Set problem →
Output every entry exactly as written.

Record set →
########
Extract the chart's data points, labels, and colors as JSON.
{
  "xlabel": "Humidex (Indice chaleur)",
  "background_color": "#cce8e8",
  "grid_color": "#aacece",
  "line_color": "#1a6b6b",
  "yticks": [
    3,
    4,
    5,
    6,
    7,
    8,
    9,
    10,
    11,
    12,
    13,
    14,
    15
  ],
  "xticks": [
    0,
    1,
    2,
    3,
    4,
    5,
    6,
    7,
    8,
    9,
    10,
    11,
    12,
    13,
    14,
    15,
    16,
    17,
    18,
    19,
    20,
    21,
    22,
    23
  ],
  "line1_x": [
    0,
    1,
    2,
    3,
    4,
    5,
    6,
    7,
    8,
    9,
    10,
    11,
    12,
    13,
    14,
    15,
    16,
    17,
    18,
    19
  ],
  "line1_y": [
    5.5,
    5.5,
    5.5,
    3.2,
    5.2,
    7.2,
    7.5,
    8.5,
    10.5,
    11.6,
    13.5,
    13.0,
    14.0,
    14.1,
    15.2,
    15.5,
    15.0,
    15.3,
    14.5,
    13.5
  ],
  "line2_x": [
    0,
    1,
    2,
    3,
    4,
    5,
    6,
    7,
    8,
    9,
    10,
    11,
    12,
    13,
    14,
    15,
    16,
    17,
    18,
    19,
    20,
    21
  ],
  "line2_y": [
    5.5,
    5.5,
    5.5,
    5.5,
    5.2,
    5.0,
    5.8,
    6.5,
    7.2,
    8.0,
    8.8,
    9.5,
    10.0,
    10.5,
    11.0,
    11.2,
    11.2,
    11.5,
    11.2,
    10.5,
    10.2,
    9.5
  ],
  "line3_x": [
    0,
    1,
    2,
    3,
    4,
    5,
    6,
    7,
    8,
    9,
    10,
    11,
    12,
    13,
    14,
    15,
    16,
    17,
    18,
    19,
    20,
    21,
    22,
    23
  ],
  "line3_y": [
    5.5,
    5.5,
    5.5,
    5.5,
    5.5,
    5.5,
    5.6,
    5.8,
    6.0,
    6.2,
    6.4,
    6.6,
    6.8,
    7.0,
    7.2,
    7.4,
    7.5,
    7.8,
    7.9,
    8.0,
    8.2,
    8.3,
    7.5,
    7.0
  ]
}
########
Response →
Extract the chart's data points, labels, and colors as JSON.
{
  "xlabel": "Humidex (Indice chaleur)",
  "background_color": "#cce8e8",
  "grid_color": "#aacece",
  "line_color": "#1a6b6b",
  "yticks": [
    3,
    4,
    5,
    6,
    7,
    8,
    9,
    10,
    11,
    12,
    13,
    14,
    15
  ],
  "xticks": [
    0,
    1,
    2,
    3,
    4,
    5,
    6,
    7,
    8,
    9,
    10,
    11,
    12,
    13,
    14,
    15,
    16,
    17,
    18,
    19,
    20,
    21,
    22,
    23
  ],
  "line1_x": [
    0,
    1,
    2,
    3,
    4,
    5,
    6,
    7,
    8,
    9,
    10,
    11,
    12,
    13,
    14,
    15,
    16,
    17,
    18,
    19
  ],
  "line1_y": [
    5.5,
    5.5,
    5.5,
    3.2,
    5.2,
    7.2,
    7.5,
    8.5,
    10.5,
    11.6,
    13.5,
    13.0,
    14.0,
    14.1,
    15.2,
    15.5,
    15.0,
    15.3,
    14.5,
    13.5
  ],
  "line2_x": [
    0,
    1,
    2,
    3,
    4,
    5,
    6,
    7,
    8,
    9,
    10,
    11,
    12,
    13,
    14,
    15,
    16,
    17,
    18,
    19,
    20,
    21
  ],
  "line2_y": [
    5.5,
    5.5,
    5.5,
    5.5,
    5.2,
    5.0,
    5.8,
    6.5,
    7.2,
    8.0,
    8.8,
    9.5,
    10.0,
    10.5,
    11.0,
    11.2,
    11.2,
    11.5,
    11.2,
    10.5,
    10.2,
    9.5
  ],
  "line3_x": [
    0,
    1,
    2,
    3,
    4,
    5,
    6,
    7,
    8,
    9,
    10,
    11,
    12,
    13,
    14,
    15,
    16,
    17,
    18,
    19,
    20,
    21,
    22,
    23
  ],
  "line3_y": [
    5.5,
    5.5,
    5.5,
    5.5,
    5.5,
    5.5,
    5.6,
    5.8,
    6.0,
    6.2,
    6.4,
    6.6,
    6.8,
    7.0,
    7.2,
    7.4,
    7.5,
    7.8,
    7.9,
    8.0,
    8.2,
    8.3,
    7.5,
    7.0
  ]
}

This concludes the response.